Spatial annotation entries

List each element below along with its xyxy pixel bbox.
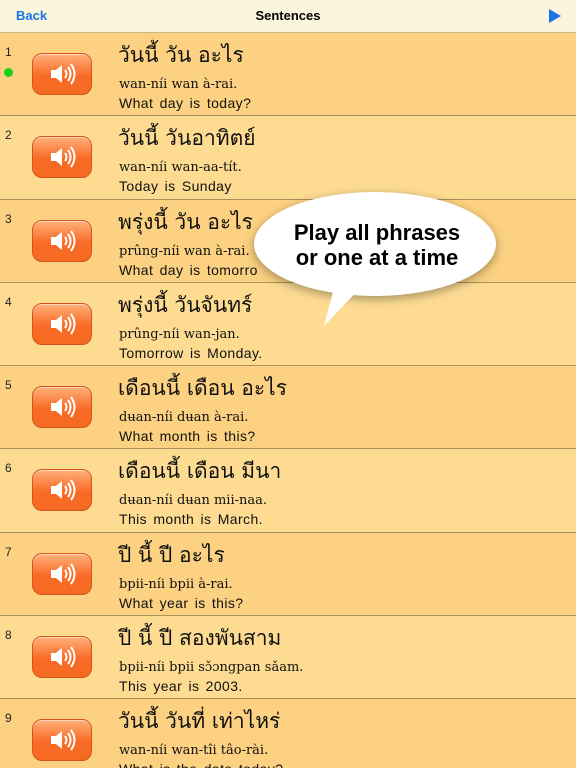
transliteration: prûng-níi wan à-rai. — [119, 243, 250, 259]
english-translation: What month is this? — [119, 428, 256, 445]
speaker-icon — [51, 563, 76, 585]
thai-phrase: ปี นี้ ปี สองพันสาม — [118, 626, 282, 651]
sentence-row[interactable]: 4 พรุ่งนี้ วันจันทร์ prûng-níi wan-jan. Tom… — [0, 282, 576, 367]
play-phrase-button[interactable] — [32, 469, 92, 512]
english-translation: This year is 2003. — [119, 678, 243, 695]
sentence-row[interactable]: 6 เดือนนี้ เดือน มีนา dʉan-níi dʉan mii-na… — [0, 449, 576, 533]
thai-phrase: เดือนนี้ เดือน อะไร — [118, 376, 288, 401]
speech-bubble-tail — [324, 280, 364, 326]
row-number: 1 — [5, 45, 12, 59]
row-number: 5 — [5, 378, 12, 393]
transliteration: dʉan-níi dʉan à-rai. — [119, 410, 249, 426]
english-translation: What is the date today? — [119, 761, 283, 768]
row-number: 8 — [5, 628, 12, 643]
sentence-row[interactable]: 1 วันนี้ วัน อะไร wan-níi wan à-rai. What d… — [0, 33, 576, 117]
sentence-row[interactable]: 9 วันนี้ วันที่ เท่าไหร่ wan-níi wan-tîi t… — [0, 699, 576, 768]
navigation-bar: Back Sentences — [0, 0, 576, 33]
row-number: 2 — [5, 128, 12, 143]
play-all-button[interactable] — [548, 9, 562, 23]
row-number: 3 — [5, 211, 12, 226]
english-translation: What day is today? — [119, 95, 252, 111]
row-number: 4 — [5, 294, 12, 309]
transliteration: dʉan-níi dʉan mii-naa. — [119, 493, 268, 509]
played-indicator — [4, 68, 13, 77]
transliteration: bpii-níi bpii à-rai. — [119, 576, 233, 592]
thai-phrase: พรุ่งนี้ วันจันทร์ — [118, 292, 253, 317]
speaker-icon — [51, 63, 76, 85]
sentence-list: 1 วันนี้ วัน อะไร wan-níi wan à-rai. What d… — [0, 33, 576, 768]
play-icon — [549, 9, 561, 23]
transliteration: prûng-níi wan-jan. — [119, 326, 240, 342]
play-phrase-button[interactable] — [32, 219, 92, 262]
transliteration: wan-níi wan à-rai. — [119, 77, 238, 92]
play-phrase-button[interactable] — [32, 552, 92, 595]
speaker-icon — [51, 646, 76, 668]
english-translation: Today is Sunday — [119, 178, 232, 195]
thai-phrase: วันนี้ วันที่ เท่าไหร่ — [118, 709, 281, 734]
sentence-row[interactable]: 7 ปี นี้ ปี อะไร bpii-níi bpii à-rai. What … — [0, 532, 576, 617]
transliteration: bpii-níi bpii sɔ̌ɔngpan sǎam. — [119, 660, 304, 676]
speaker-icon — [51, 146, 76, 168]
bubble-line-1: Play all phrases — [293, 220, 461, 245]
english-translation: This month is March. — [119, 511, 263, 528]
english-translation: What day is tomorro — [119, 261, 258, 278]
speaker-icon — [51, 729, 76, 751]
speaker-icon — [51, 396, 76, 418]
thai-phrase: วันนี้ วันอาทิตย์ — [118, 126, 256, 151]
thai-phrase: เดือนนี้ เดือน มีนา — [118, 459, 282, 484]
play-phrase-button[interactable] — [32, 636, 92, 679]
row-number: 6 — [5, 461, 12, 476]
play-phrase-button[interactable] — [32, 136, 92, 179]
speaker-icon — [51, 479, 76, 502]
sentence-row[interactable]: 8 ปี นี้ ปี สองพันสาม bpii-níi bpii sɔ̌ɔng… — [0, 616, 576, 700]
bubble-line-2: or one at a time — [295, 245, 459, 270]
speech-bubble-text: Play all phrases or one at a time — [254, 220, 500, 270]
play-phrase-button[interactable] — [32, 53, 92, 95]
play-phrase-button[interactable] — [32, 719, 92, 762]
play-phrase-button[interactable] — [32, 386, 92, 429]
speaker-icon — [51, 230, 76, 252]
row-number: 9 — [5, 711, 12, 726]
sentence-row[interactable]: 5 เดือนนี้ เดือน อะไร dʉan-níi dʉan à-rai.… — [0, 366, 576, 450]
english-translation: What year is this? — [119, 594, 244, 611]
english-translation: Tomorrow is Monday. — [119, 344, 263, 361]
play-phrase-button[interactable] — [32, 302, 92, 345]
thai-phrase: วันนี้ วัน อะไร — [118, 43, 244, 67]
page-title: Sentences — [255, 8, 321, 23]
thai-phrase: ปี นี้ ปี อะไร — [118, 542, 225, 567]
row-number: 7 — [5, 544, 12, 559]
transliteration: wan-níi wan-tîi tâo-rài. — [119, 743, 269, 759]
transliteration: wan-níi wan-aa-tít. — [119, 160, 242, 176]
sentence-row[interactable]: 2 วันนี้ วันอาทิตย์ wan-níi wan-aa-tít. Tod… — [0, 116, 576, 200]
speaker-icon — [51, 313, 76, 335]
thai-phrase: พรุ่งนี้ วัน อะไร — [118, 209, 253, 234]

▶ _REQUIREMENTS_:
Can you retype all of the rows above word for word, leaving out the pictures?

▶ _THE REPLY_:
List each element below along with its xyxy pixel bbox.
transliteration: prûng-níi wan à-rai. — [119, 243, 250, 259]
english-translation: What month is this? — [119, 428, 256, 445]
speaker-icon — [51, 563, 76, 585]
thai-phrase: ปี นี้ ปี สองพันสาม — [118, 626, 282, 651]
sentence-row[interactable]: 4 พรุ่งนี้ วันจันทร์ prûng-níi wan-jan. Tom… — [0, 282, 576, 367]
play-phrase-button[interactable] — [32, 469, 92, 512]
english-translation: This year is 2003. — [119, 678, 243, 695]
sentence-row[interactable]: 6 เดือนนี้ เดือน มีนา dʉan-níi dʉan mii-na… — [0, 449, 576, 533]
thai-phrase: เดือนนี้ เดือน อะไร — [118, 376, 288, 401]
speech-bubble-tail — [324, 280, 364, 326]
row-number: 1 — [5, 45, 12, 59]
row-number: 5 — [5, 378, 12, 393]
transliteration: dʉan-níi dʉan à-rai. — [119, 410, 249, 426]
english-translation: What is the date today? — [119, 761, 283, 768]
row-number: 8 — [5, 628, 12, 643]
sentence-row[interactable]: 1 วันนี้ วัน อะไร wan-níi wan à-rai. What d… — [0, 33, 576, 117]
sentence-row[interactable]: 9 วันนี้ วันที่ เท่าไหร่ wan-níi wan-tîi t… — [0, 699, 576, 768]
navigation-bar: Back Sentences — [0, 0, 576, 33]
row-number: 2 — [5, 128, 12, 143]
play-all-button[interactable] — [548, 9, 562, 23]
row-number: 3 — [5, 211, 12, 226]
english-translation: What day is today? — [119, 95, 252, 111]
row-number: 4 — [5, 294, 12, 309]
transliteration: dʉan-níi dʉan mii-naa. — [119, 493, 268, 509]
played-indicator — [4, 68, 13, 77]
transliteration: bpii-níi bpii à-rai. — [119, 576, 233, 592]
thai-phrase: พรุ่งนี้ วันจันทร์ — [118, 292, 253, 317]
speaker-icon — [51, 63, 76, 85]
sentence-list: 1 วันนี้ วัน อะไร wan-níi wan à-rai. What d… — [0, 33, 576, 768]
play-icon — [549, 9, 561, 23]
transliteration: prûng-níi wan-jan. — [119, 326, 240, 342]
play-phrase-button[interactable] — [32, 219, 92, 262]
transliteration: wan-níi wan à-rai. — [119, 77, 238, 92]
play-phrase-button[interactable] — [32, 552, 92, 595]
speaker-icon — [51, 646, 76, 668]
english-translation: Today is Sunday — [119, 178, 232, 195]
thai-phrase: วันนี้ วันที่ เท่าไหร่ — [118, 709, 281, 734]
sentence-row[interactable]: 7 ปี นี้ ปี อะไร bpii-níi bpii à-rai. What … — [0, 532, 576, 617]
transliteration: bpii-níi bpii sɔ̌ɔngpan sǎam. — [119, 660, 304, 676]
speaker-icon — [51, 146, 76, 168]
bubble-line-1: Play all phrases — [293, 220, 461, 245]
english-translation: This month is March. — [119, 511, 263, 528]
english-translation: What day is tomorro — [119, 261, 258, 278]
speaker-icon — [51, 729, 76, 751]
speaker-icon — [51, 396, 76, 418]
thai-phrase: วันนี้ วันอาทิตย์ — [118, 126, 256, 151]
thai-phrase: เดือนนี้ เดือน มีนา — [118, 459, 282, 484]
play-phrase-button[interactable] — [32, 636, 92, 679]
row-number: 6 — [5, 461, 12, 476]
play-phrase-button[interactable] — [32, 136, 92, 179]
speaker-icon — [51, 479, 76, 502]
sentence-row[interactable]: 8 ปี นี้ ปี สองพันสาม bpii-níi bpii sɔ̌ɔng… — [0, 616, 576, 700]
bubble-line-2: or one at a time — [295, 245, 459, 270]
speech-bubble-text: Play all phrases or one at a time — [254, 220, 500, 270]
play-phrase-button[interactable] — [32, 53, 92, 95]
play-phrase-button[interactable] — [32, 719, 92, 762]
play-phrase-button[interactable] — [32, 386, 92, 429]
speaker-icon — [51, 230, 76, 252]
row-number: 9 — [5, 711, 12, 726]
sentence-row[interactable]: 5 เดือนนี้ เดือน อะไร dʉan-níi dʉan à-rai.… — [0, 366, 576, 450]
english-translation: What year is this? — [119, 594, 244, 611]
english-translation: Tomorrow is Monday. — [119, 344, 263, 361]
play-phrase-button[interactable] — [32, 302, 92, 345]
thai-phrase: วันนี้ วัน อะไร — [118, 43, 244, 67]
page-title: Sentences — [255, 8, 321, 23]
thai-phrase: ปี นี้ ปี อะไร — [118, 542, 225, 567]
row-number: 7 — [5, 544, 12, 559]
transliteration: wan-níi wan-tîi tâo-rài. — [119, 743, 269, 759]
transliteration: wan-níi wan-aa-tít. — [119, 160, 242, 176]
sentence-row[interactable]: 2 วันนี้ วันอาทิตย์ wan-níi wan-aa-tít. Tod… — [0, 116, 576, 200]
speaker-icon — [51, 313, 76, 335]
thai-phrase: พรุ่งนี้ วัน อะไร — [118, 209, 253, 234]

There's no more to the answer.